____ STORED RECORDS

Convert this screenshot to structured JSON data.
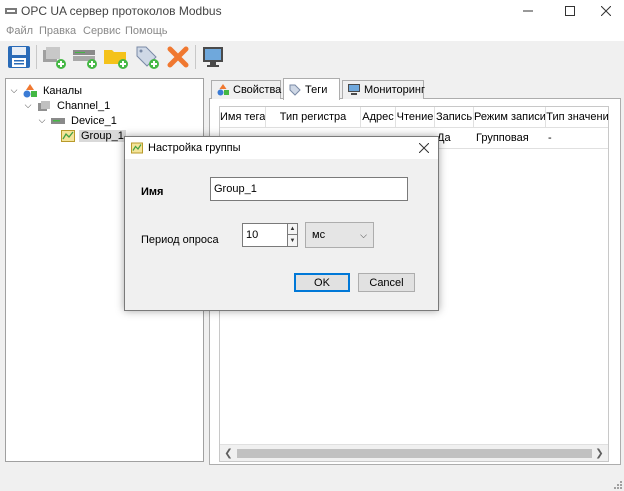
{
  "window": {
    "title": "OPC UA сервер протоколов Modbus"
  },
  "icons": {
    "app": "app-network-icon",
    "save": "save-disk-icon",
    "add_channel": "add-channel-icon",
    "add_device": "add-device-icon",
    "add_group": "add-group-folder-icon",
    "add_tag": "add-tag-icon",
    "delete": "delete-x-icon",
    "monitor": "monitor-icon"
  },
  "colors": {
    "accent": "#0078d7",
    "delete": "#f07830",
    "add": "#44b844"
  },
  "menu": [
    "Файл",
    "Правка",
    "Сервис",
    "Помощь"
  ],
  "tree": {
    "root": "Каналы",
    "channel": "Channel_1",
    "device": "Device_1",
    "group": "Group_1"
  },
  "tabs": [
    "Свойства",
    "Теги",
    "Мониторинг"
  ],
  "grid": {
    "headers": [
      "Имя тега",
      "Тип регистра",
      "Адрес",
      "Чтение",
      "Запись",
      "Режим записи",
      "Тип значения"
    ],
    "row": [
      "",
      "",
      "",
      "",
      "Да",
      "Групповая",
      "-"
    ]
  },
  "dialog": {
    "title": "Настройка группы",
    "name_label": "Имя",
    "name_value": "Group_1",
    "period_label": "Период опроса",
    "period_value": "10",
    "unit": "мс",
    "ok": "OK",
    "cancel": "Cancel"
  }
}
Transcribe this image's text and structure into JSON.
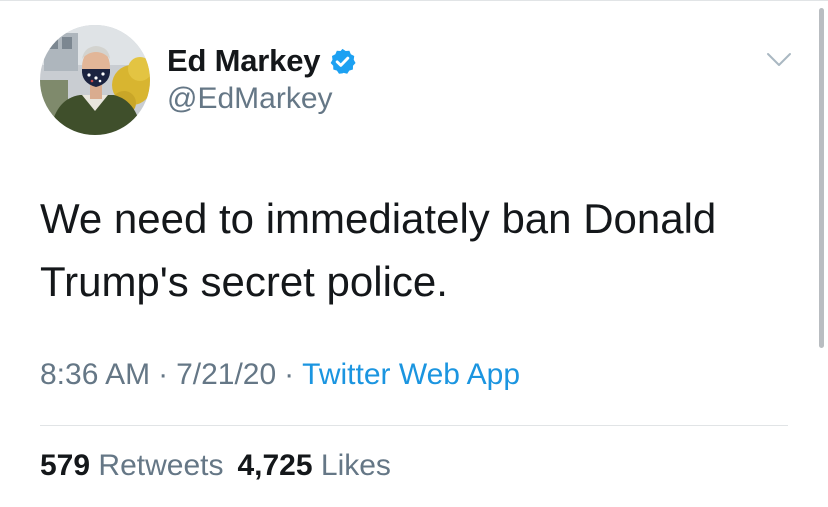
{
  "tweet": {
    "author": {
      "name": "Ed Markey",
      "handle": "@EdMarkey",
      "verified": true,
      "avatar_icon": "profile-photo"
    },
    "text": "We need to immediately ban Donald Trump's secret police.",
    "time": "8:36 AM",
    "date": "7/21/20",
    "separator": "·",
    "source": "Twitter Web App",
    "stats": {
      "retweets_count": "579",
      "retweets_label": "Retweets",
      "likes_count": "4,725",
      "likes_label": "Likes"
    }
  },
  "colors": {
    "text": "#14171a",
    "secondary": "#657786",
    "link": "#1b95e0",
    "verified": "#1da1f2",
    "divider": "#e1e4e6"
  }
}
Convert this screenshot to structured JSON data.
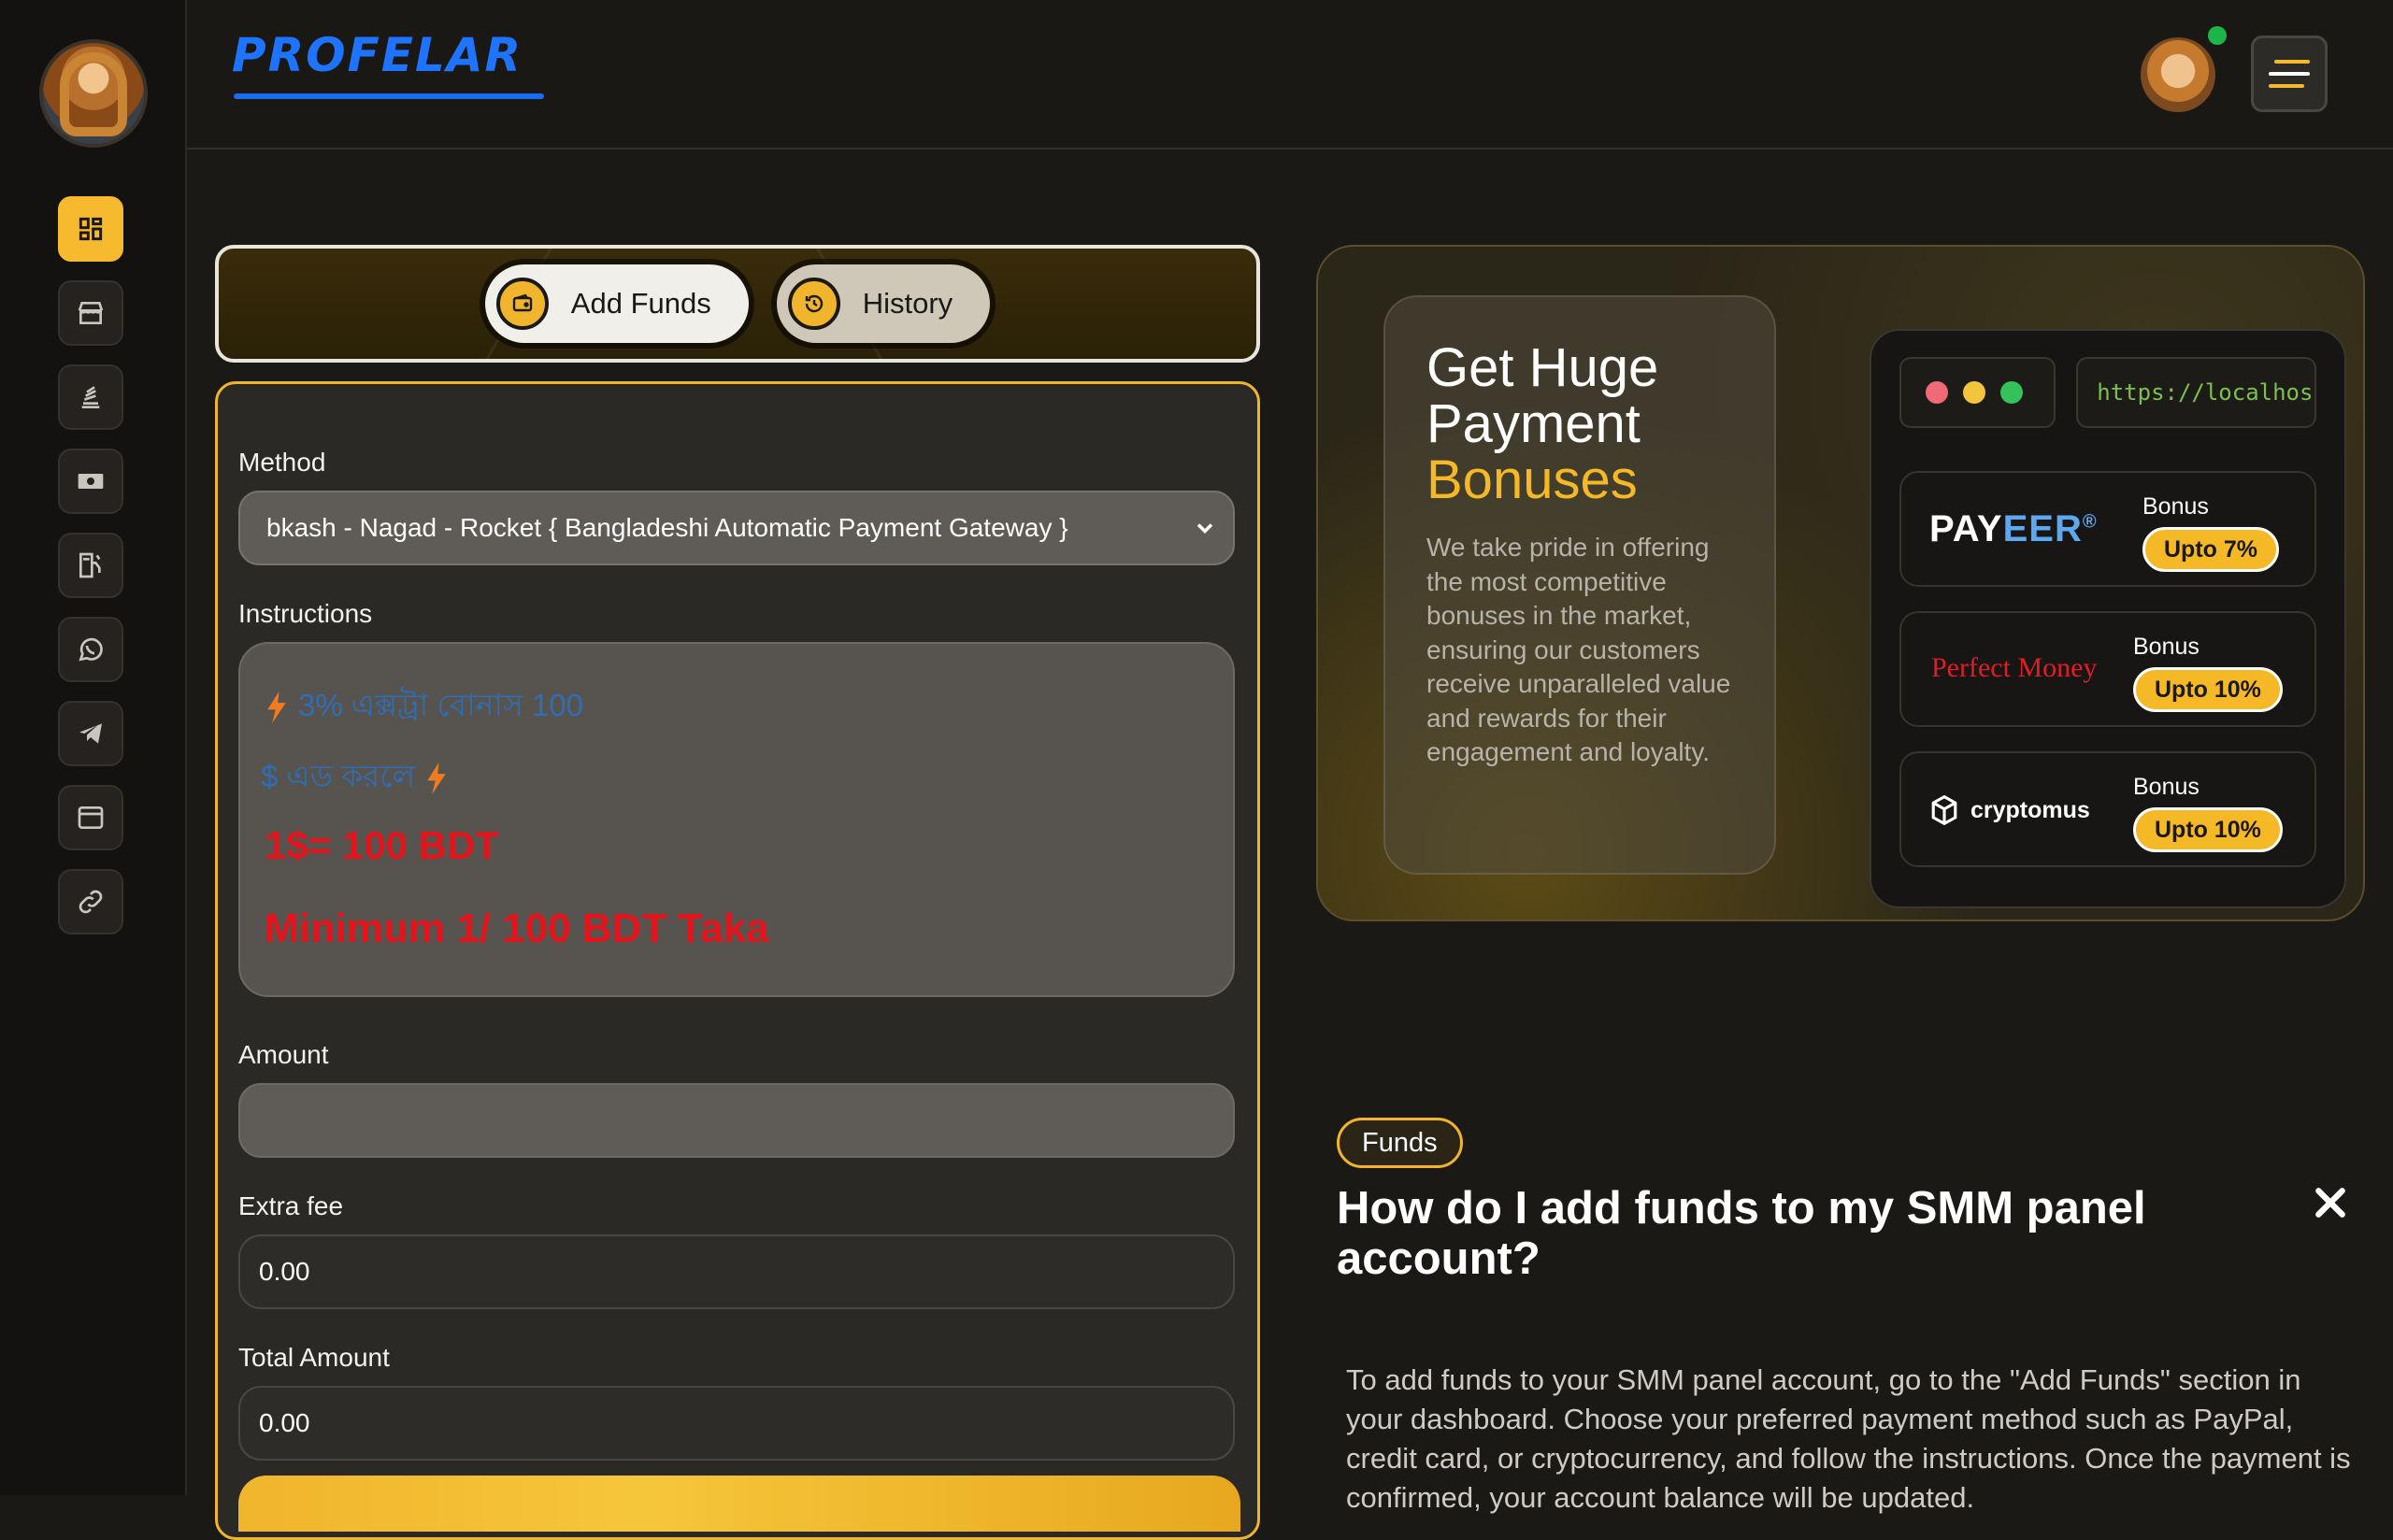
{
  "brand": {
    "name": "PROFELAR",
    "color": "#1f74ff",
    "accent": "#f5b928"
  },
  "sidebar": {
    "items": [
      {
        "name": "dashboard",
        "icon": "grid-icon",
        "active": true
      },
      {
        "name": "store",
        "icon": "store-icon",
        "active": false
      },
      {
        "name": "orders",
        "icon": "stack-icon",
        "active": false
      },
      {
        "name": "funds",
        "icon": "money-icon",
        "active": false
      },
      {
        "name": "refill",
        "icon": "fuel-icon",
        "active": false
      },
      {
        "name": "whatsapp",
        "icon": "whatsapp-icon",
        "active": false
      },
      {
        "name": "telegram",
        "icon": "telegram-icon",
        "active": false
      },
      {
        "name": "browser",
        "icon": "window-icon",
        "active": false
      },
      {
        "name": "links",
        "icon": "link-icon",
        "active": false
      }
    ]
  },
  "tabs": [
    {
      "label": "Add Funds",
      "icon": "wallet-icon",
      "active": true
    },
    {
      "label": "History",
      "icon": "history-icon",
      "active": false
    }
  ],
  "form": {
    "method_label": "Method",
    "method_value": "bkash - Nagad - Rocket { Bangladeshi Automatic Payment Gateway }",
    "instructions_label": "Instructions",
    "instructions": {
      "line1": "3% এক্সট্রা বোনাস 100",
      "line2": "$ এড করলে",
      "rate": "1$= 100 BDT",
      "minimum": "Minimum 1/ 100 BDT Taka"
    },
    "amount_label": "Amount",
    "amount_value": "",
    "extra_fee_label": "Extra fee",
    "extra_fee_value": "0.00",
    "total_label": "Total Amount",
    "total_value": "0.00"
  },
  "promo": {
    "title_line1": "Get Huge",
    "title_line2": "Payment",
    "title_highlight": "Bonuses",
    "description": "We take pride in offering the most competitive bonuses in the market, ensuring our customers receive unparalleled value and rewards for their engagement and loyalty.",
    "url": "https://localhost/b",
    "methods": [
      {
        "name": "PAYEER",
        "bonus_label": "Bonus",
        "bonus_value": "Upto 7%"
      },
      {
        "name": "Perfect Money",
        "bonus_label": "Bonus",
        "bonus_value": "Upto 10%"
      },
      {
        "name": "cryptomus",
        "bonus_label": "Bonus",
        "bonus_value": "Upto 10%"
      }
    ]
  },
  "faq": {
    "tag": "Funds",
    "question": "How do I add funds to my SMM panel account?",
    "answer": "To add funds to your SMM panel account, go to the \"Add Funds\" section in your dashboard. Choose your preferred payment method such as PayPal, credit card, or cryptocurrency, and follow the instructions. Once the payment is confirmed, your account balance will be updated."
  }
}
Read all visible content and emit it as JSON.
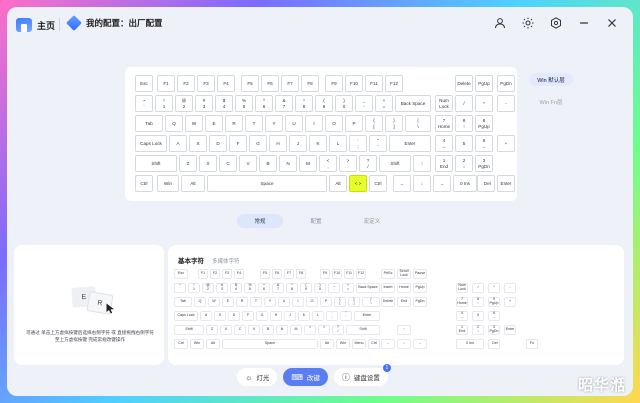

________

• STATED EXERCISE: Please repeat the entries exactly. Do not include the pictures.

• ANSWER TO THE EXERCISE:
Convert this screenshot to structured JSON data.
{
  "window": {
    "title": "OPC UA сервер протоколов Modbus"
  },
  "icons": {
    "app": "app-network-icon",
    "save": "save-disk-icon",
    "add_channel": "add-channel-icon",
    "add_device": "add-device-icon",
    "add_group": "add-group-folder-icon",
    "add_tag": "add-tag-icon",
    "delete": "delete-x-icon",
    "monitor": "monitor-icon"
  },
  "colors": {
    "accent": "#0078d7",
    "delete": "#f07830",
    "add": "#44b844"
  },
  "menu": [
    "Файл",
    "Правка",
    "Сервис",
    "Помощь"
  ],
  "tree": {
    "root": "Каналы",
    "channel": "Channel_1",
    "device": "Device_1",
    "group": "Group_1"
  },
  "tabs": [
    "Свойства",
    "Теги",
    "Мониторинг"
  ],
  "grid": {
    "headers": [
      "Имя тега",
      "Тип регистра",
      "Адрес",
      "Чтение",
      "Запись",
      "Режим записи",
      "Тип значения"
    ],
    "row": [
      "",
      "",
      "",
      "",
      "Да",
      "Групповая",
      "-"
    ]
  },
  "dialog": {
    "title": "Настройка группы",
    "name_label": "Имя",
    "name_value": "Group_1",
    "period_label": "Период опроса",
    "period_value": "10",
    "unit": "мс",
    "ok": "OK",
    "cancel": "Cancel"
  }
}
Transcribe this image's text and structure into JSON.
{
  "tweet": {
    "author": {
      "name": "Ed Markey",
      "handle": "@EdMarkey",
      "verified": true,
      "avatar_icon": "profile-photo"
    },
    "text": "We need to immediately ban Donald Trump's secret police.",
    "time": "8:36 AM",
    "date": "7/21/20",
    "separator": "·",
    "source": "Twitter Web App",
    "stats": {
      "retweets_count": "579",
      "retweets_label": "Retweets",
      "likes_count": "4,725",
      "likes_label": "Likes"
    }
  },
  "colors": {
    "text": "#14171a",
    "secondary": "#657786",
    "link": "#1b95e0",
    "verified": "#1da1f2",
    "divider": "#e1e4e6"
  }
}
Convert this screenshot to structured JSON data.
{
  "brand": {
    "name": "PROFELAR",
    "color": "#1f74ff",
    "accent": "#f5b928"
  },
  "sidebar": {
    "items": [
      {
        "name": "dashboard",
        "icon": "grid-icon",
        "active": true
      },
      {
        "name": "store",
        "icon": "store-icon",
        "active": false
      },
      {
        "name": "orders",
        "icon": "stack-icon",
        "active": false
      },
      {
        "name": "funds",
        "icon": "money-icon",
        "active": false
      },
      {
        "name": "refill",
        "icon": "fuel-icon",
        "active": false
      },
      {
        "name": "whatsapp",
        "icon": "whatsapp-icon",
        "active": false
      },
      {
        "name": "telegram",
        "icon": "telegram-icon",
        "active": false
      },
      {
        "name": "browser",
        "icon": "window-icon",
        "active": false
      },
      {
        "name": "links",
        "icon": "link-icon",
        "active": false
      }
    ]
  },
  "tabs": [
    {
      "label": "Add Funds",
      "icon": "wallet-icon",
      "active": true
    },
    {
      "label": "History",
      "icon": "history-icon",
      "active": false
    }
  ],
  "form": {
    "method_label": "Method",
    "method_value": "bkash - Nagad - Rocket { Bangladeshi Automatic Payment Gateway }",
    "instructions_label": "Instructions",
    "instructions": {
      "line1": "3% এক্সট্রা বোনাস 100",
      "line2": "$ এড করলে",
      "rate": "1$= 100 BDT",
      "minimum": "Minimum 1/ 100 BDT Taka"
    },
    "amount_label": "Amount",
    "amount_value": "",
    "extra_fee_label": "Extra fee",
    "extra_fee_value": "0.00",
    "total_label": "Total Amount",
    "total_value": "0.00"
  },
  "promo": {
    "title_line1": "Get Huge",
    "title_line2": "Payment",
    "title_highlight": "Bonuses",
    "description": "We take pride in offering the most competitive bonuses in the market, ensuring our customers receive unparalleled value and rewards for their engagement and loyalty.",
    "url": "https://localhost/b",
    "methods": [
      {
        "name": "PAYEER",
        "bonus_label": "Bonus",
        "bonus_value": "Upto 7%"
      },
      {
        "name": "Perfect Money",
        "bonus_label": "Bonus",
        "bonus_value": "Upto 10%"
      },
      {
        "name": "cryptomus",
        "bonus_label": "Bonus",
        "bonus_value": "Upto 10%"
      }
    ]
  },
  "faq": {
    "tag": "Funds",
    "question": "How do I add funds to my SMM panel account?",
    "answer": "To add funds to your SMM panel account, go to the \"Add Funds\" section in your dashboard. Choose your preferred payment method such as PayPal, credit card, or cryptocurrency, and follow the instructions. Once the payment is confirmed, your account balance will be updated."
  }
}
Read all visible content and emit it as JSON.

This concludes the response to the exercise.